◆ What the task asks: Reproduce the listing that follows with no differences at all.

◆ Records for this exercise:

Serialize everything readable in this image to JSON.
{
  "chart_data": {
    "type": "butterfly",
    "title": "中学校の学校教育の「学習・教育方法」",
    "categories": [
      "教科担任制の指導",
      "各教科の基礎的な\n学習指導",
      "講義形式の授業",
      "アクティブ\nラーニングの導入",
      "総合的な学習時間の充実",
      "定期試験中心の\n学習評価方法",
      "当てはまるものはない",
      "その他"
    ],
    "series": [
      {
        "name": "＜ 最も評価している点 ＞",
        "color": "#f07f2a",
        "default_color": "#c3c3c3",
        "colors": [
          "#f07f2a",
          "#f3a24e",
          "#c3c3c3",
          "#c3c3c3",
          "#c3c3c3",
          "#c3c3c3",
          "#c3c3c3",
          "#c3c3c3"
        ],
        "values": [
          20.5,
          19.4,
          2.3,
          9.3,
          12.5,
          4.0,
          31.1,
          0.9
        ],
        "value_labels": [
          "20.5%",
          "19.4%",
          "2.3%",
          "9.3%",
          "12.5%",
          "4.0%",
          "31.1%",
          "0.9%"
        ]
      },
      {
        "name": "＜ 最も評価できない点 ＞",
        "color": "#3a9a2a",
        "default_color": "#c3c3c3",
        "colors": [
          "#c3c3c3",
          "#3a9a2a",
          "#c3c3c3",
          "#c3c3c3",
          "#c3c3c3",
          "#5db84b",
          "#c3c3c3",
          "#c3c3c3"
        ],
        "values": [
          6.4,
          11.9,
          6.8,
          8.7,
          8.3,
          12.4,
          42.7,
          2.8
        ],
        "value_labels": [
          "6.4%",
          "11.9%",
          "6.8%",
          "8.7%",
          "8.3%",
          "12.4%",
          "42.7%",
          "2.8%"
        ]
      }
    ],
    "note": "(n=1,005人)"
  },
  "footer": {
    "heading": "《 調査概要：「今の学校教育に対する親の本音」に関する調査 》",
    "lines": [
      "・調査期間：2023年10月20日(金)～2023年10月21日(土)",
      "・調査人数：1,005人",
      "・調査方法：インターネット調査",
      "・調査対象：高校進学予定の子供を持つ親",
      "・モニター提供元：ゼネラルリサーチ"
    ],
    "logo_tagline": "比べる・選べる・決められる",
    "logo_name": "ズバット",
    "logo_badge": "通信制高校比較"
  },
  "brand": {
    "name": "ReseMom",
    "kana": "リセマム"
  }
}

◆ The solution:
Serialize everything readable in this image to JSON.
{
  "chart_data": {
    "type": "butterfly",
    "title": "中学校の学校教育の「学習・教育方法」",
    "categories": [
      "教科担任制の指導",
      "各教科の基礎的な\n学習指導",
      "講義形式の授業",
      "アクティブ\nラーニングの導入",
      "総合的な学習時間の充実",
      "定期試験中心の\n学習評価方法",
      "当てはまるものはない",
      "その他"
    ],
    "series": [
      {
        "name": "＜ 最も評価している点 ＞",
        "color": "#f07f2a",
        "default_color": "#c3c3c3",
        "colors": [
          "#f07f2a",
          "#f3a24e",
          "#c3c3c3",
          "#c3c3c3",
          "#c3c3c3",
          "#c3c3c3",
          "#c3c3c3",
          "#c3c3c3"
        ],
        "values": [
          20.5,
          19.4,
          2.3,
          9.3,
          12.5,
          4.0,
          31.1,
          0.9
        ],
        "value_labels": [
          "20.5%",
          "19.4%",
          "2.3%",
          "9.3%",
          "12.5%",
          "4.0%",
          "31.1%",
          "0.9%"
        ]
      },
      {
        "name": "＜ 最も評価できない点 ＞",
        "color": "#3a9a2a",
        "default_color": "#c3c3c3",
        "colors": [
          "#c3c3c3",
          "#3a9a2a",
          "#c3c3c3",
          "#c3c3c3",
          "#c3c3c3",
          "#5db84b",
          "#c3c3c3",
          "#c3c3c3"
        ],
        "values": [
          6.4,
          11.9,
          6.8,
          8.7,
          8.3,
          12.4,
          42.7,
          2.8
        ],
        "value_labels": [
          "6.4%",
          "11.9%",
          "6.8%",
          "8.7%",
          "8.3%",
          "12.4%",
          "42.7%",
          "2.8%"
        ]
      }
    ],
    "note": "(n=1,005人)"
  },
  "footer": {
    "heading": "《 調査概要：「今の学校教育に対する親の本音」に関する調査 》",
    "lines": [
      "・調査期間：2023年10月20日(金)～2023年10月21日(土)",
      "・調査人数：1,005人",
      "・調査方法：インターネット調査",
      "・調査対象：高校進学予定の子供を持つ親",
      "・モニター提供元：ゼネラルリサーチ"
    ],
    "logo_tagline": "比べる・選べる・決められる",
    "logo_name": "ズバット",
    "logo_badge": "通信制高校比較"
  },
  "brand": {
    "name": "ReseMom",
    "kana": "リセマム"
  }
}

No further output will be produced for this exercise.